→ **The task**
Pick out the lines containing "financial".

(Extracted data entries)
━━━━
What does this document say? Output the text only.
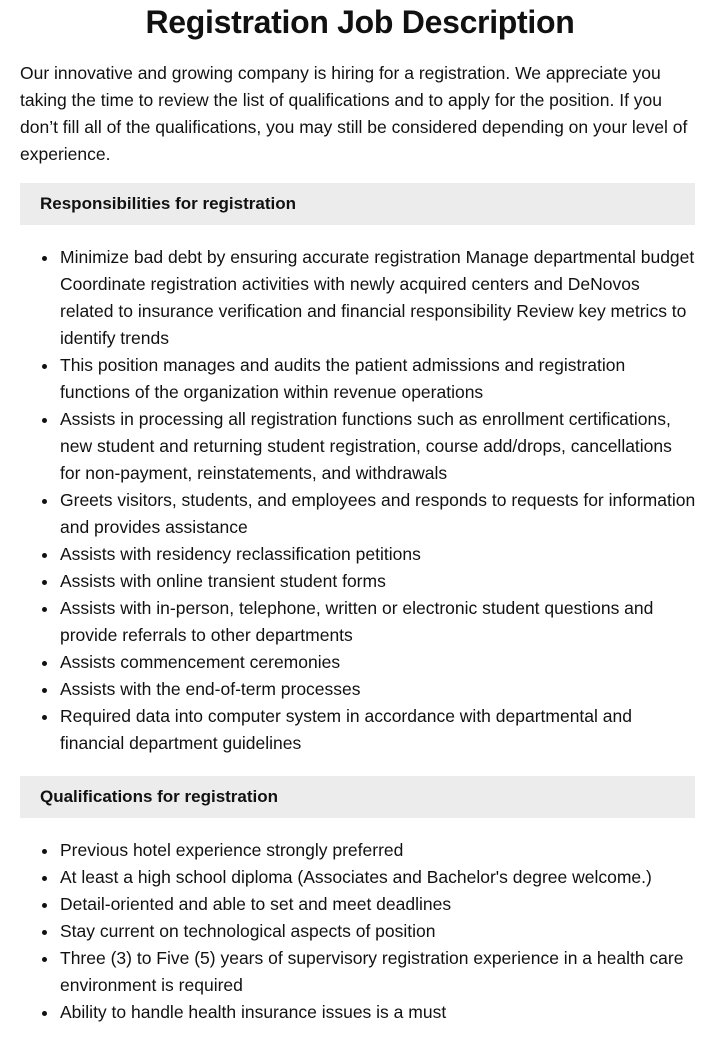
Registration Job Description

Our innovative and growing company is hiring for a registration. We appreciate you taking the time to review the list of qualifications and to apply for the position. If you don’t fill all of the qualifications, you may still be considered depending on your level of experience.

Responsibilities for registration
Minimize bad debt by ensuring accurate registration Manage departmental budget Coordinate registration activities with newly acquired centers and DeNovos related to insurance verification and financial responsibility Review key metrics to identify trends
This position manages and audits the patient admissions and registration functions of the organization within revenue operations
Assists in processing all registration functions such as enrollment certifications, new student and returning student registration, course add/drops, cancellations for non-payment, reinstatements, and withdrawals
Greets visitors, students, and employees and responds to requests for information and provides assistance
Assists with residency reclassification petitions
Assists with online transient student forms
Assists with in-person, telephone, written or electronic student questions and provide referrals to other departments
Assists commencement ceremonies
Assists with the end-of-term processes
Required data into computer system in accordance with departmental and financial department guidelines
Qualifications for registration
Previous hotel experience strongly preferred
At least a high school diploma (Associates and Bachelor's degree welcome.)
Detail-oriented and able to set and meet deadlines
Stay current on technological aspects of position
Three (3) to Five (5) years of supervisory registration experience in a health care environment is required
Ability to handle health insurance issues is a must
━━━━
→ **Task answer**
Minimize bad debt by ensuring accurate registration Manage departmental budget Coordinate registration activities with newly acquired centers and DeNovos related to insurance verification and financial responsibility Review key metrics to identify trends
Required data into computer system in accordance with departmental and financial department guidelines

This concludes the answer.